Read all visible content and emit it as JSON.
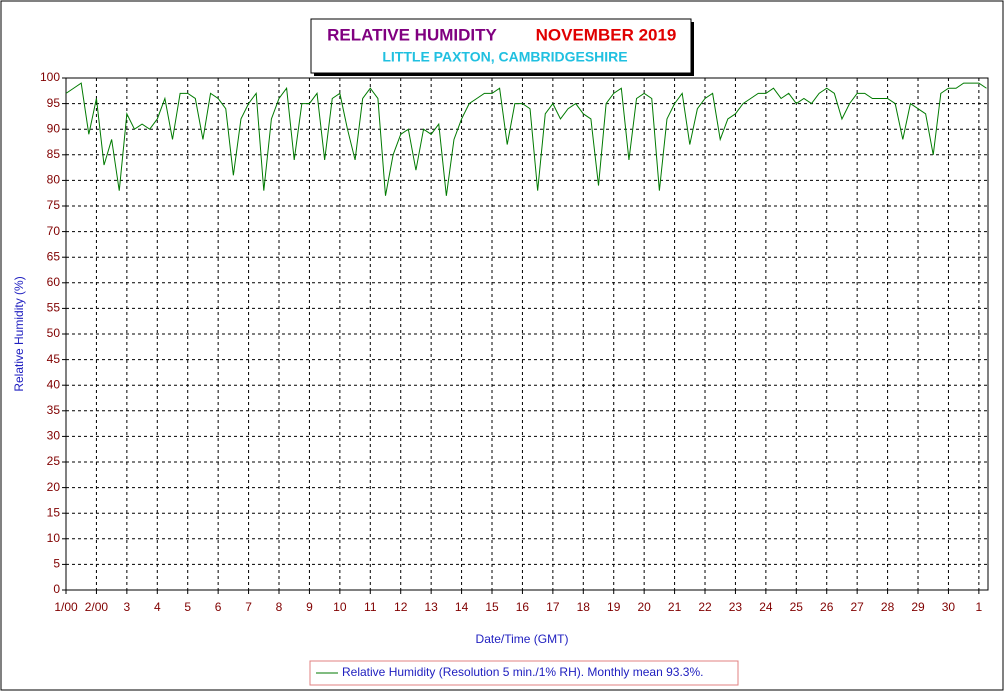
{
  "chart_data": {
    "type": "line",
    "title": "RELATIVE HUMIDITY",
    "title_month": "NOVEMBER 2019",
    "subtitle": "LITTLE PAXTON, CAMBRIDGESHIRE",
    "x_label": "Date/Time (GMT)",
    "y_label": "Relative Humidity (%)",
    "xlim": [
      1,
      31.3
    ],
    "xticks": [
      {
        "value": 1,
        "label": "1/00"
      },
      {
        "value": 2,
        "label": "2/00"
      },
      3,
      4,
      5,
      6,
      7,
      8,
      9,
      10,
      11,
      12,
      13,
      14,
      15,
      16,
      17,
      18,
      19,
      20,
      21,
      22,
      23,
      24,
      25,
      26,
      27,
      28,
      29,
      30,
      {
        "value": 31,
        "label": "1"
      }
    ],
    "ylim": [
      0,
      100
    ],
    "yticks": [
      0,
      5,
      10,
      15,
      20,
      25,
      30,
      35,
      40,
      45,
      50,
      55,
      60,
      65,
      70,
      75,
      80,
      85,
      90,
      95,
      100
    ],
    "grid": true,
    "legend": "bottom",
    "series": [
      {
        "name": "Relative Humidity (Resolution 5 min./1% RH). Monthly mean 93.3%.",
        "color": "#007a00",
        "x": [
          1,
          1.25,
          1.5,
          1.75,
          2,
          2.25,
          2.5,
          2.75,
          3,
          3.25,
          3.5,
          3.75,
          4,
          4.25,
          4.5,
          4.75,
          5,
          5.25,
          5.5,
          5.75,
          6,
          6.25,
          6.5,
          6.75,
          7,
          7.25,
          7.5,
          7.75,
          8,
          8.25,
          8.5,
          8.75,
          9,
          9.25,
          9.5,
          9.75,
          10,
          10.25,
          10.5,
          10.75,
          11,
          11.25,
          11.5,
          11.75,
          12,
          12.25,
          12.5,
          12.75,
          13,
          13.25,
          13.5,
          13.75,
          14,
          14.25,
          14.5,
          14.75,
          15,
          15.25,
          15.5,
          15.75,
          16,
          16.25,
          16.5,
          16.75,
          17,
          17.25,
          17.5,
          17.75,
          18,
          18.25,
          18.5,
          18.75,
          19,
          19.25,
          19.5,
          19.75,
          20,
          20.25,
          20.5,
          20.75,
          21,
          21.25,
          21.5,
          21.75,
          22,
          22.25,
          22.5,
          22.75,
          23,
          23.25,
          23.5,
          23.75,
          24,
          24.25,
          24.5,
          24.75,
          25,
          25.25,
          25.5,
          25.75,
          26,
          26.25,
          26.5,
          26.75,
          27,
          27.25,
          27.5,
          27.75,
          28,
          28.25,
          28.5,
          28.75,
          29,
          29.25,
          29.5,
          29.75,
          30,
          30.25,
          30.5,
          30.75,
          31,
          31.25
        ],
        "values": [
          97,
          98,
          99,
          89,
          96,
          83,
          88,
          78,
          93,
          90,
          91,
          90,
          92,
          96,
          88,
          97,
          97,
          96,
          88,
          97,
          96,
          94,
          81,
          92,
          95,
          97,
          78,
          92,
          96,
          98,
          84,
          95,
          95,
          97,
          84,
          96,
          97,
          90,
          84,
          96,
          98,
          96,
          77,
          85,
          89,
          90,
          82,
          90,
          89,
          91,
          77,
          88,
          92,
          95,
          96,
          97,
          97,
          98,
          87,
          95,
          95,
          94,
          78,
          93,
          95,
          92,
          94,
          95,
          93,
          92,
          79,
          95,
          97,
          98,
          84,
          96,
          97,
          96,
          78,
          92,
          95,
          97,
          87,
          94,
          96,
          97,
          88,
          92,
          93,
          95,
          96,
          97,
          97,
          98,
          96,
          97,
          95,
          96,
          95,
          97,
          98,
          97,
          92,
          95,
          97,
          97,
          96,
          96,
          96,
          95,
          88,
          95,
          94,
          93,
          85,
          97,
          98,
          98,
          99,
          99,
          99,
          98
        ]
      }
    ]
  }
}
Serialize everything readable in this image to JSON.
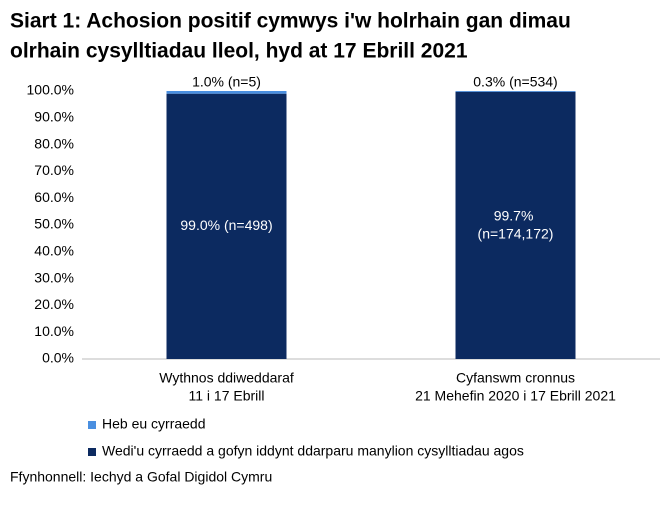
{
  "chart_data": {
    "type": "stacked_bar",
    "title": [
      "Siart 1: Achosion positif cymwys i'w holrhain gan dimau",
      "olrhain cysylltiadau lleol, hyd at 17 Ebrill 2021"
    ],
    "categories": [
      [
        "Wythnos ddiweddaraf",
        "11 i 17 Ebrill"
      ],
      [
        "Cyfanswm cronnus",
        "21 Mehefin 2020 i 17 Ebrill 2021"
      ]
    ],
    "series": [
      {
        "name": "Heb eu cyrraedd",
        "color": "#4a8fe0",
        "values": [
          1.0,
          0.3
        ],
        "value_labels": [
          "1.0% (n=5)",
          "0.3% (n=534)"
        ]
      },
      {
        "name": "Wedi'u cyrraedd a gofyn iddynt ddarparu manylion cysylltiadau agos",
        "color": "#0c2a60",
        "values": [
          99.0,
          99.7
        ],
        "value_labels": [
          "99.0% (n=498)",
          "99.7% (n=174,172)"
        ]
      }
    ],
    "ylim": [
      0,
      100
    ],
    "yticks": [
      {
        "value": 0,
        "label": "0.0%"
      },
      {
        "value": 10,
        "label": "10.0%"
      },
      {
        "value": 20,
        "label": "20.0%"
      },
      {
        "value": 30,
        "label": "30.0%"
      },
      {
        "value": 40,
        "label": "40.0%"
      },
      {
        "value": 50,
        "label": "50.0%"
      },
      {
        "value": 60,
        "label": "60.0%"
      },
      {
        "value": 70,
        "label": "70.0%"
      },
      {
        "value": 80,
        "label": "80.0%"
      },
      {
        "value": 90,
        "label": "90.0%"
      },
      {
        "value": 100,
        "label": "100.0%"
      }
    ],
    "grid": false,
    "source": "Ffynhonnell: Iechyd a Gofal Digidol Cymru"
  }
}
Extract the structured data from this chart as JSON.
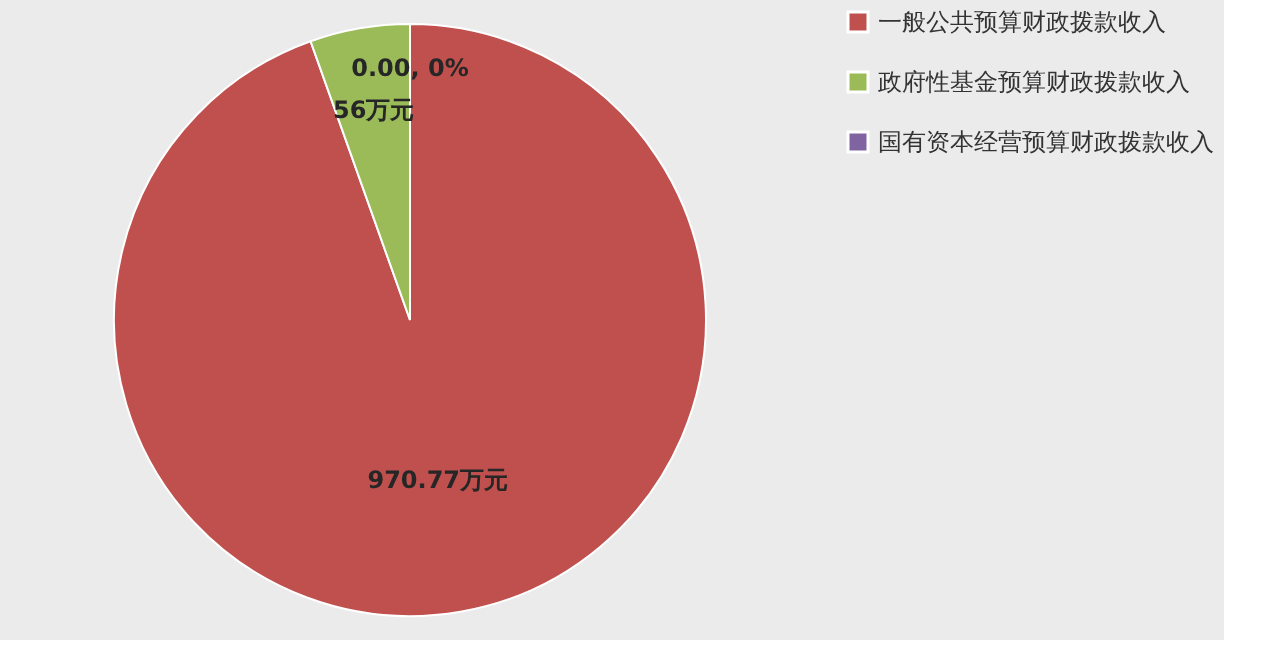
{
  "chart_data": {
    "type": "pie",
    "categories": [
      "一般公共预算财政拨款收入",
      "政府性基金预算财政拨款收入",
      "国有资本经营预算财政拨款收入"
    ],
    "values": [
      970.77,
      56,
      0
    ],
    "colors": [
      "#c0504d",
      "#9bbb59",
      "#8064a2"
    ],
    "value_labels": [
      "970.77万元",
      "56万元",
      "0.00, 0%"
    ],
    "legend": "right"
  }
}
=-=-=
Task prompt: Scan the data for the word "this" and copy every line where it shows up.

Full output:
Serialize everything readable in this image to JSON.
Extract the structured data from this chart as JSON.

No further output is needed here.